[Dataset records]
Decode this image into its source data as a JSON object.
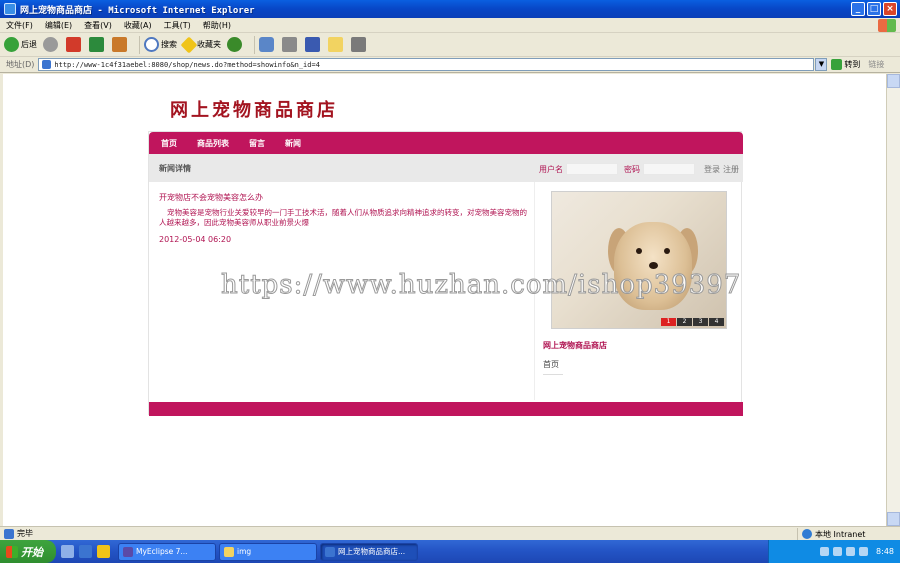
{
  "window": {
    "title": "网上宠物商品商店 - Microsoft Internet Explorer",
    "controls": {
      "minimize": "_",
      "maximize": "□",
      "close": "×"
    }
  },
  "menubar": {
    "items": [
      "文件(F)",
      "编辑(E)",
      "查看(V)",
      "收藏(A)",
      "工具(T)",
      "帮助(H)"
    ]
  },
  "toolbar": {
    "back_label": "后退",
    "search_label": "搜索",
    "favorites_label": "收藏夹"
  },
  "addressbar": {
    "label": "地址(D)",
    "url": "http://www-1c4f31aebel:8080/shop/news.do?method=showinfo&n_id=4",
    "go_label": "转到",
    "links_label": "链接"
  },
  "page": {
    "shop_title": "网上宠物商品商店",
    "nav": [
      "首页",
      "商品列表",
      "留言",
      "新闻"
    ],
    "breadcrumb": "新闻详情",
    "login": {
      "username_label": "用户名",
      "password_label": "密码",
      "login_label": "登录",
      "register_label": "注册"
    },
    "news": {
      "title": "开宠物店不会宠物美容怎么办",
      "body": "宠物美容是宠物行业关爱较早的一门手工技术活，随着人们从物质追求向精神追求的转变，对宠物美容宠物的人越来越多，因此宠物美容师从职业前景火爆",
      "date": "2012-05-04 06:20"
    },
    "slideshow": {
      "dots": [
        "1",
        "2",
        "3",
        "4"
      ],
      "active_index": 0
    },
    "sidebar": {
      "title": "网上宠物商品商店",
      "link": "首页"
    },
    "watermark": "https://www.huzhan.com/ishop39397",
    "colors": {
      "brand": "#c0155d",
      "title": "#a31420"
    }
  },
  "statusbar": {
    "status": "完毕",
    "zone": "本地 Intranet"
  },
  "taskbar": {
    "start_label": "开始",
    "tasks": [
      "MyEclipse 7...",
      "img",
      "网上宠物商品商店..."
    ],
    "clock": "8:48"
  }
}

■ Exercise objective ■
Choose all lines containing the string "news" and copy them out.

■ Exercise solution ■
    "url": "http://www-1c4f31aebel:8080/shop/news.do?method=showinfo&n_id=4",
    "news": {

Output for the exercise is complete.